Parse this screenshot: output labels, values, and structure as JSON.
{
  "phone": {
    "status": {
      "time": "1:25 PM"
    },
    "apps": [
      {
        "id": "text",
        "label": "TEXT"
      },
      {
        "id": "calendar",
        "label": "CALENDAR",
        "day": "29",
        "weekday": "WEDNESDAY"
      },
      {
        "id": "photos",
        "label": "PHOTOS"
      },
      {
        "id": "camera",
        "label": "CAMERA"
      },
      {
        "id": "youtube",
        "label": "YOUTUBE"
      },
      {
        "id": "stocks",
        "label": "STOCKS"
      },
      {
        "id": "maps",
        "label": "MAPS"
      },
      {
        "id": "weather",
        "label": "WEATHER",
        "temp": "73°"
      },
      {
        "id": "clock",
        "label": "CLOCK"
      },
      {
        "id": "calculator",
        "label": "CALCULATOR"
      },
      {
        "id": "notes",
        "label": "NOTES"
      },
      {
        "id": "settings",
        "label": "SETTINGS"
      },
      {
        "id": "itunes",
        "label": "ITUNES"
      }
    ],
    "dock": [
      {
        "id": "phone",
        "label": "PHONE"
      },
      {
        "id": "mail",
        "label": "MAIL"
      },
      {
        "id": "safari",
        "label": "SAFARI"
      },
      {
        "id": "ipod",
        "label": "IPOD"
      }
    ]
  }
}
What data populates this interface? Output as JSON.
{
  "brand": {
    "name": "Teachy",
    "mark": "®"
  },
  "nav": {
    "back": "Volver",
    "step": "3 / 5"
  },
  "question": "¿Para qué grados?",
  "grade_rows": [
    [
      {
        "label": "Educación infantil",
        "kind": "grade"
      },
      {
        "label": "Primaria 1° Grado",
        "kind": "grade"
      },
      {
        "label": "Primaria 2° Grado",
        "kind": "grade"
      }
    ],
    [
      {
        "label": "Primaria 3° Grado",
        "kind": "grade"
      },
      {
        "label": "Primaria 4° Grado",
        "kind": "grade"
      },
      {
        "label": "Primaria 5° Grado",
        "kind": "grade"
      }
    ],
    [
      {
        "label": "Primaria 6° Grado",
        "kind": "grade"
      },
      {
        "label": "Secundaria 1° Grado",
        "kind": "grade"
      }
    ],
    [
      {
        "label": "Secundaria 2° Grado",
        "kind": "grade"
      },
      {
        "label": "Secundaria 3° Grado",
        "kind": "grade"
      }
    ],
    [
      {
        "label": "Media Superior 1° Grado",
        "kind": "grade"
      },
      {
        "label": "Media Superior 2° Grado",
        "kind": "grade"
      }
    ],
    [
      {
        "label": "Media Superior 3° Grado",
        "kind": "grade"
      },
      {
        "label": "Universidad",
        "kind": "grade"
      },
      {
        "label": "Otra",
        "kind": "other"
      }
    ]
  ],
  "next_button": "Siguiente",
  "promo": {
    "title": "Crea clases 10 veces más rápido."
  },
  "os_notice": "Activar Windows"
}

§ **THE EXERCISE**
Copy all lines from the listing that contain "Media".

§ **RESPONSE**
        "label": "Media Superior 1° Grado",
        "label": "Media Superior 2° Grado",
        "label": "Media Superior 3° Grado",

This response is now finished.